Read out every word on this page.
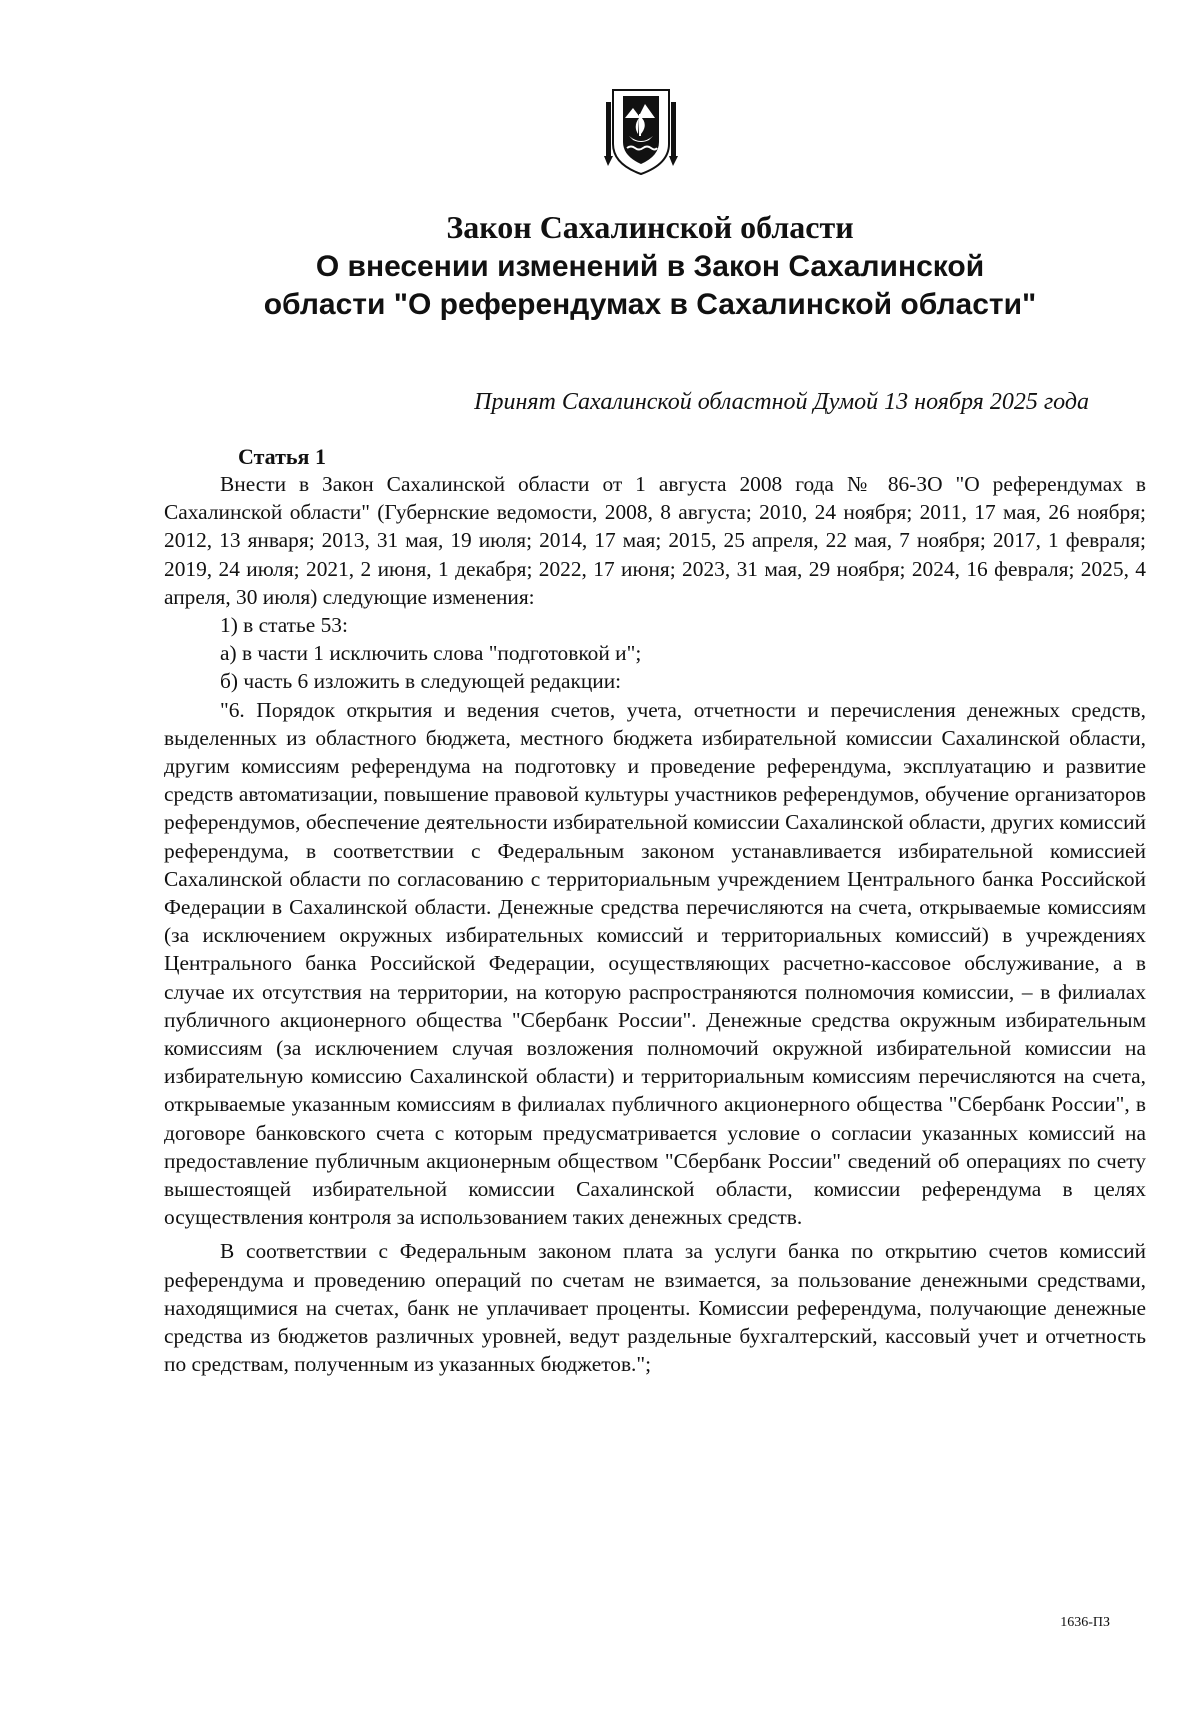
Закон Сахалинской области
О внесении изменений в Закон Сахалинской
области "О референдумах в Сахалинской области"
Принят Сахалинской областной Думой 13 ноября 2025 года
Статья 1

Внести в Закон Сахалинской области от 1 августа 2008 года № 86-ЗО "О референдумах в Сахалинской области" (Губернские ведомости, 2008, 8 августа; 2010, 24 ноября; 2011, 17 мая, 26 ноября; 2012, 13 января; 2013, 31 мая, 19 июля; 2014, 17 мая; 2015, 25 апреля, 22 мая, 7 ноября; 2017, 1 февраля; 2019, 24 июля; 2021, 2 июня, 1 декабря; 2022, 17 июня; 2023, 31 мая, 29 ноября; 2024, 16 февраля; 2025, 4 апреля, 30 июля) следующие изменения:

1) в статье 53:

а) в части 1 исключить слова "подготовкой и";

б) часть 6 изложить в следующей редакции:

"6. Порядок открытия и ведения счетов, учета, отчетности и перечисления денежных средств, выделенных из областного бюджета, местного бюджета избирательной комиссии Сахалинской области, другим комиссиям референдума на подготовку и проведение референдума, эксплуатацию и развитие средств автоматизации, повышение правовой культуры участников референдумов, обучение организаторов референдумов, обеспечение деятельности избирательной комиссии Сахалинской области, других комиссий референдума, в соответствии с Федеральным законом устанавливается избирательной комиссией Сахалинской области по согласованию с территориальным учреждением Центрального банка Российской Федерации в Сахалинской области. Денежные средства перечисляются на счета, открываемые комиссиям (за исключением окружных избирательных комиссий и территориальных комиссий) в учреждениях Центрального банка Российской Федерации, осуществляющих расчетно-кассовое обслуживание, а в случае их отсутствия на территории, на которую распространяются полномочия комиссии, – в филиалах публичного акционерного общества "Сбербанк России". Денежные средства окружным избирательным комиссиям (за исключением случая возложения полномочий окружной избирательной комиссии на избирательную комиссию Сахалинской области) и территориальным комиссиям перечисляются на счета, открываемые указанным комиссиям в филиалах публичного акционерного общества "Сбербанк России", в договоре банковского счета с которым предусматривается условие о согласии указанных комиссий на предоставление публичным акционерным обществом "Сбербанк России" сведений об операциях по счету вышестоящей избирательной комиссии Сахалинской области, комиссии референдума в целях осуществления контроля за использованием таких денежных средств.

В соответствии с Федеральным законом плата за услуги банка по открытию счетов комиссий референдума и проведению операций по счетам не взимается, за пользование денежными средствами, находящимися на счетах, банк не уплачивает проценты. Комиссии референдума, получающие денежные средства из бюджетов различных уровней, ведут раздельные бухгалтерский, кассовый учет и отчетность по средствам, полученным из указанных бюджетов.";

1636-ПЗ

########

» **GIVEN EXERCISE**
Restate every record exactly, please; do not copy the pictures.

» **TASK OUTPUT**
Read out every word on this page.
Закон Сахалинской области
О внесении изменений в Закон Сахалинской
области "О референдумах в Сахалинской области"
Принят Сахалинской областной Думой 13 ноября 2025 года
Статья 1

Внести в Закон Сахалинской области от 1 августа 2008 года № 86-ЗО "О референдумах в Сахалинской области" (Губернские ведомости, 2008, 8 августа; 2010, 24 ноября; 2011, 17 мая, 26 ноября; 2012, 13 января; 2013, 31 мая, 19 июля; 2014, 17 мая; 2015, 25 апреля, 22 мая, 7 ноября; 2017, 1 февраля; 2019, 24 июля; 2021, 2 июня, 1 декабря; 2022, 17 июня; 2023, 31 мая, 29 ноября; 2024, 16 февраля; 2025, 4 апреля, 30 июля) следующие изменения:

1) в статье 53:

а) в части 1 исключить слова "подготовкой и";

б) часть 6 изложить в следующей редакции:

"6. Порядок открытия и ведения счетов, учета, отчетности и перечисления денежных средств, выделенных из областного бюджета, местного бюджета избирательной комиссии Сахалинской области, другим комиссиям референдума на подготовку и проведение референдума, эксплуатацию и развитие средств автоматизации, повышение правовой культуры участников референдумов, обучение организаторов референдумов, обеспечение деятельности избирательной комиссии Сахалинской области, других комиссий референдума, в соответствии с Федеральным законом устанавливается избирательной комиссией Сахалинской области по согласованию с территориальным учреждением Центрального банка Российской Федерации в Сахалинской области. Денежные средства перечисляются на счета, открываемые комиссиям (за исключением окружных избирательных комиссий и территориальных комиссий) в учреждениях Центрального банка Российской Федерации, осуществляющих расчетно-кассовое обслуживание, а в случае их отсутствия на территории, на которую распространяются полномочия комиссии, – в филиалах публичного акционерного общества "Сбербанк России". Денежные средства окружным избирательным комиссиям (за исключением случая возложения полномочий окружной избирательной комиссии на избирательную комиссию Сахалинской области) и территориальным комиссиям перечисляются на счета, открываемые указанным комиссиям в филиалах публичного акционерного общества "Сбербанк России", в договоре банковского счета с которым предусматривается условие о согласии указанных комиссий на предоставление публичным акционерным обществом "Сбербанк России" сведений об операциях по счету вышестоящей избирательной комиссии Сахалинской области, комиссии референдума в целях осуществления контроля за использованием таких денежных средств.

В соответствии с Федеральным законом плата за услуги банка по открытию счетов комиссий референдума и проведению операций по счетам не взимается, за пользование денежными средствами, находящимися на счетах, банк не уплачивает проценты. Комиссии референдума, получающие денежные средства из бюджетов различных уровней, ведут раздельные бухгалтерский, кассовый учет и отчетность по средствам, полученным из указанных бюджетов.";

1636-ПЗ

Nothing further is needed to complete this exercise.